What follows is a listing; give it again exactly, in its entirety.

[Start Supplied records]

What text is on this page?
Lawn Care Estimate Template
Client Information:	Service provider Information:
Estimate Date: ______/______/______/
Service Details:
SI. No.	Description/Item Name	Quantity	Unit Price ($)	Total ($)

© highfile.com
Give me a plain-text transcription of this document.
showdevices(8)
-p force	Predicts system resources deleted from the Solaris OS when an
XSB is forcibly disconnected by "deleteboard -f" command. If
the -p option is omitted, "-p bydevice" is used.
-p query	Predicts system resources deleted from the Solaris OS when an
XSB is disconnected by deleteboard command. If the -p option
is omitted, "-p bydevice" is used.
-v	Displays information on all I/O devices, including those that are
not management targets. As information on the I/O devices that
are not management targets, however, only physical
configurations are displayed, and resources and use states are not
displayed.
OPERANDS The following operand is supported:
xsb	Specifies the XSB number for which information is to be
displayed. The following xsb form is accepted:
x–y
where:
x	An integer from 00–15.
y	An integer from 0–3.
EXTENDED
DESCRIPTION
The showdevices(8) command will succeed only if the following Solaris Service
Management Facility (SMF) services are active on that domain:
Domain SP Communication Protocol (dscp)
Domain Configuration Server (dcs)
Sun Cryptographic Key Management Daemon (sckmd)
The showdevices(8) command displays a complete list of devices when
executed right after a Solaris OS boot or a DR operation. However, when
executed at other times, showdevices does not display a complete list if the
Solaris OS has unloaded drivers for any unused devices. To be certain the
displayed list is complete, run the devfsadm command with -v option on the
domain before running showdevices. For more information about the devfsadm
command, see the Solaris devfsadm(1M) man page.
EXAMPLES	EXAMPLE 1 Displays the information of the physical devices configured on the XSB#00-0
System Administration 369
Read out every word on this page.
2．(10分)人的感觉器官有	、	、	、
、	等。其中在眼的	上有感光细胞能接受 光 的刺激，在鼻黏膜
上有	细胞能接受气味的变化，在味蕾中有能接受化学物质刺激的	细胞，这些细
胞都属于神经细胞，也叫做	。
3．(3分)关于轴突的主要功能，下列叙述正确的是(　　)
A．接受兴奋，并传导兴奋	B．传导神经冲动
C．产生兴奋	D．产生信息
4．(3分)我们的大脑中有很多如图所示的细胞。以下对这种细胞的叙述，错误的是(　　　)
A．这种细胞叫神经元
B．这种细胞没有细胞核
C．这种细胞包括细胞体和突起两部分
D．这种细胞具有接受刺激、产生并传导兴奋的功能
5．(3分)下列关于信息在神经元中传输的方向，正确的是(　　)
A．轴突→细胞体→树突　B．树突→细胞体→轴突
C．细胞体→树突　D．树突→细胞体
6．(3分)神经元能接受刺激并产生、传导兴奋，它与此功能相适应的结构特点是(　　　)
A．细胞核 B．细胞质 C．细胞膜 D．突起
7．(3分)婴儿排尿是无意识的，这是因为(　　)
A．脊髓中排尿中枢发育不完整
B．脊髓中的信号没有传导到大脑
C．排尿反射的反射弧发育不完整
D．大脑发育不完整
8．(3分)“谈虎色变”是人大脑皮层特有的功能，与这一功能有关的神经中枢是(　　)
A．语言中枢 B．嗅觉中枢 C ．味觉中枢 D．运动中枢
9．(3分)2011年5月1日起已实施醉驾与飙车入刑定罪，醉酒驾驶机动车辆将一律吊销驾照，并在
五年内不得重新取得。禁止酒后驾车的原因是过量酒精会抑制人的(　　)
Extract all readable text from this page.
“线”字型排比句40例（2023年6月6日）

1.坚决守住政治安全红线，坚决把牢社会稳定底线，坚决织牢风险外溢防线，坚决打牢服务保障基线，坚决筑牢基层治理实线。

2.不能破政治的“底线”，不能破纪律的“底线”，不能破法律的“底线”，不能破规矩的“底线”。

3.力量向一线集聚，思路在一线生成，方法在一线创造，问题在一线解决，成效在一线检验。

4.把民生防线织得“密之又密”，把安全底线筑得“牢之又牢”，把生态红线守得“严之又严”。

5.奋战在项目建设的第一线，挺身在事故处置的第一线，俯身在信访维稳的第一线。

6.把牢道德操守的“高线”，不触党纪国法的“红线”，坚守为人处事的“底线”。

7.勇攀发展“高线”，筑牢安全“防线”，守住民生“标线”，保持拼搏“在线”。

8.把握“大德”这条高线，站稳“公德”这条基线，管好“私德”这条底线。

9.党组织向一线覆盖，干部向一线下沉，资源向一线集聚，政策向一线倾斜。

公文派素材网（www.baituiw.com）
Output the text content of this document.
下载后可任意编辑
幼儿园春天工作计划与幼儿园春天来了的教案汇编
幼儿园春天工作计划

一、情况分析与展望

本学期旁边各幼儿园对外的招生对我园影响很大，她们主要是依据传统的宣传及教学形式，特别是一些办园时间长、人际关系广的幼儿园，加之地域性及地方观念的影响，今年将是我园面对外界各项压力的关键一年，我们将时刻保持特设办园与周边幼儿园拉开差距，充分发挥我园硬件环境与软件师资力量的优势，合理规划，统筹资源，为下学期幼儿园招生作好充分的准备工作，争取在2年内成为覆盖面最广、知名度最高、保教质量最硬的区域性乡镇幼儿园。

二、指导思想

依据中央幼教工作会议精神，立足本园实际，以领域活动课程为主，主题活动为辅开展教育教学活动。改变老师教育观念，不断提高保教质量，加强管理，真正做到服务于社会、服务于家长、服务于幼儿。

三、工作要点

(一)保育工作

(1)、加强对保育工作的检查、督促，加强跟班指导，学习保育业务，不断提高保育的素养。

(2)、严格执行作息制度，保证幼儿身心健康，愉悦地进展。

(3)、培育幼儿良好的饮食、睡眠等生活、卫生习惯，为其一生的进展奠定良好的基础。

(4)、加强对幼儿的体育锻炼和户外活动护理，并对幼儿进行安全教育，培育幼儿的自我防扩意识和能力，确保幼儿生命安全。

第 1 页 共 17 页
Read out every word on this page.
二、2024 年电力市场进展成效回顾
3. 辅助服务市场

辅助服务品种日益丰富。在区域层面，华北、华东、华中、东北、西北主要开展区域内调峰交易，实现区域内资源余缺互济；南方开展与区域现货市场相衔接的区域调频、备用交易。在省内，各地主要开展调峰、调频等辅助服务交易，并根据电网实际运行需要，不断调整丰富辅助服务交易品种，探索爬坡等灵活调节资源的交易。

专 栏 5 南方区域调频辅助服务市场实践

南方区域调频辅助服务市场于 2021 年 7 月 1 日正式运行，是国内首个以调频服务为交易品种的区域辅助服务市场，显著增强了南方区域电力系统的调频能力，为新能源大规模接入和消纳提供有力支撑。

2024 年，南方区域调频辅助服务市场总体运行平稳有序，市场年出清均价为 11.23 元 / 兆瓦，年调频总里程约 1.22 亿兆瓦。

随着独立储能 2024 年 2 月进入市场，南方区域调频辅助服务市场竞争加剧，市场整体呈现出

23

[End Supplied records]

▸ **Exercise response**:
What text is on this page?
Lawn Care Estimate Template
Client Information:	Service provider Information:
Estimate Date: ______/______/______/
Service Details:
SI. No.	Description/Item Name	Quantity	Unit Price ($)	Total ($)

© highfile.com
Give me a plain-text transcription of this document.
showdevices(8)
-p force	Predicts system resources deleted from the Solaris OS when an
XSB is forcibly disconnected by "deleteboard -f" command. If
the -p option is omitted, "-p bydevice" is used.
-p query	Predicts system resources deleted from the Solaris OS when an
XSB is disconnected by deleteboard command. If the -p option
is omitted, "-p bydevice" is used.
-v	Displays information on all I/O devices, including those that are
not management targets. As information on the I/O devices that
are not management targets, however, only physical
configurations are displayed, and resources and use states are not
displayed.
OPERANDS The following operand is supported:
xsb	Specifies the XSB number for which information is to be
displayed. The following xsb form is accepted:
x–y
where:
x	An integer from 00–15.
y	An integer from 0–3.
EXTENDED
DESCRIPTION
The showdevices(8) command will succeed only if the following Solaris Service
Management Facility (SMF) services are active on that domain:
Domain SP Communication Protocol (dscp)
Domain Configuration Server (dcs)
Sun Cryptographic Key Management Daemon (sckmd)
The showdevices(8) command displays a complete list of devices when
executed right after a Solaris OS boot or a DR operation. However, when
executed at other times, showdevices does not display a complete list if the
Solaris OS has unloaded drivers for any unused devices. To be certain the
displayed list is complete, run the devfsadm command with -v option on the
domain before running showdevices. For more information about the devfsadm
command, see the Solaris devfsadm(1M) man page.
EXAMPLES	EXAMPLE 1 Displays the information of the physical devices configured on the XSB#00-0
System Administration 369
Read out every word on this page.
2．(10分)人的感觉器官有	、	、	、
、	等。其中在眼的	上有感光细胞能接受 光 的刺激，在鼻黏膜
上有	细胞能接受气味的变化，在味蕾中有能接受化学物质刺激的	细胞，这些细
胞都属于神经细胞，也叫做	。
3．(3分)关于轴突的主要功能，下列叙述正确的是(　　)
A．接受兴奋，并传导兴奋	B．传导神经冲动
C．产生兴奋	D．产生信息
4．(3分)我们的大脑中有很多如图所示的细胞。以下对这种细胞的叙述，错误的是(　　　)
A．这种细胞叫神经元
B．这种细胞没有细胞核
C．这种细胞包括细胞体和突起两部分
D．这种细胞具有接受刺激、产生并传导兴奋的功能
5．(3分)下列关于信息在神经元中传输的方向，正确的是(　　)
A．轴突→细胞体→树突　B．树突→细胞体→轴突
C．细胞体→树突　D．树突→细胞体
6．(3分)神经元能接受刺激并产生、传导兴奋，它与此功能相适应的结构特点是(　　　)
A．细胞核 B．细胞质 C．细胞膜 D．突起
7．(3分)婴儿排尿是无意识的，这是因为(　　)
A．脊髓中排尿中枢发育不完整
B．脊髓中的信号没有传导到大脑
C．排尿反射的反射弧发育不完整
D．大脑发育不完整
8．(3分)“谈虎色变”是人大脑皮层特有的功能，与这一功能有关的神经中枢是(　　)
A．语言中枢 B．嗅觉中枢 C ．味觉中枢 D．运动中枢
9．(3分)2011年5月1日起已实施醉驾与飙车入刑定罪，醉酒驾驶机动车辆将一律吊销驾照，并在
五年内不得重新取得。禁止酒后驾车的原因是过量酒精会抑制人的(　　)
Extract all readable text from this page.
“线”字型排比句40例（2023年6月6日）

1.坚决守住政治安全红线，坚决把牢社会稳定底线，坚决织牢风险外溢防线，坚决打牢服务保障基线，坚决筑牢基层治理实线。

2.不能破政治的“底线”，不能破纪律的“底线”，不能破法律的“底线”，不能破规矩的“底线”。

3.力量向一线集聚，思路在一线生成，方法在一线创造，问题在一线解决，成效在一线检验。

4.把民生防线织得“密之又密”，把安全底线筑得“牢之又牢”，把生态红线守得“严之又严”。

5.奋战在项目建设的第一线，挺身在事故处置的第一线，俯身在信访维稳的第一线。

6.把牢道德操守的“高线”，不触党纪国法的“红线”，坚守为人处事的“底线”。

7.勇攀发展“高线”，筑牢安全“防线”，守住民生“标线”，保持拼搏“在线”。

8.把握“大德”这条高线，站稳“公德”这条基线，管好“私德”这条底线。

9.党组织向一线覆盖，干部向一线下沉，资源向一线集聚，政策向一线倾斜。

公文派素材网（www.baituiw.com）
Output the text content of this document.
下载后可任意编辑
幼儿园春天工作计划与幼儿园春天来了的教案汇编
幼儿园春天工作计划

一、情况分析与展望

本学期旁边各幼儿园对外的招生对我园影响很大，她们主要是依据传统的宣传及教学形式，特别是一些办园时间长、人际关系广的幼儿园，加之地域性及地方观念的影响，今年将是我园面对外界各项压力的关键一年，我们将时刻保持特设办园与周边幼儿园拉开差距，充分发挥我园硬件环境与软件师资力量的优势，合理规划，统筹资源，为下学期幼儿园招生作好充分的准备工作，争取在2年内成为覆盖面最广、知名度最高、保教质量最硬的区域性乡镇幼儿园。

二、指导思想

依据中央幼教工作会议精神，立足本园实际，以领域活动课程为主，主题活动为辅开展教育教学活动。改变老师教育观念，不断提高保教质量，加强管理，真正做到服务于社会、服务于家长、服务于幼儿。

三、工作要点

(一)保育工作

(1)、加强对保育工作的检查、督促，加强跟班指导，学习保育业务，不断提高保育的素养。

(2)、严格执行作息制度，保证幼儿身心健康，愉悦地进展。

(3)、培育幼儿良好的饮食、睡眠等生活、卫生习惯，为其一生的进展奠定良好的基础。

(4)、加强对幼儿的体育锻炼和户外活动护理，并对幼儿进行安全教育，培育幼儿的自我防扩意识和能力，确保幼儿生命安全。

第 1 页 共 17 页
Read out every word on this page.
二、2024 年电力市场进展成效回顾
3. 辅助服务市场

辅助服务品种日益丰富。在区域层面，华北、华东、华中、东北、西北主要开展区域内调峰交易，实现区域内资源余缺互济；南方开展与区域现货市场相衔接的区域调频、备用交易。在省内，各地主要开展调峰、调频等辅助服务交易，并根据电网实际运行需要，不断调整丰富辅助服务交易品种，探索爬坡等灵活调节资源的交易。

专 栏 5 南方区域调频辅助服务市场实践

南方区域调频辅助服务市场于 2021 年 7 月 1 日正式运行，是国内首个以调频服务为交易品种的区域辅助服务市场，显著增强了南方区域电力系统的调频能力，为新能源大规模接入和消纳提供有力支撑。

2024 年，南方区域调频辅助服务市场总体运行平稳有序，市场年出清均价为 11.23 元 / 兆瓦，年调频总里程约 1.22 亿兆瓦。

随着独立储能 2024 年 2 月进入市场，南方区域调频辅助服务市场竞争加剧，市场整体呈现出

23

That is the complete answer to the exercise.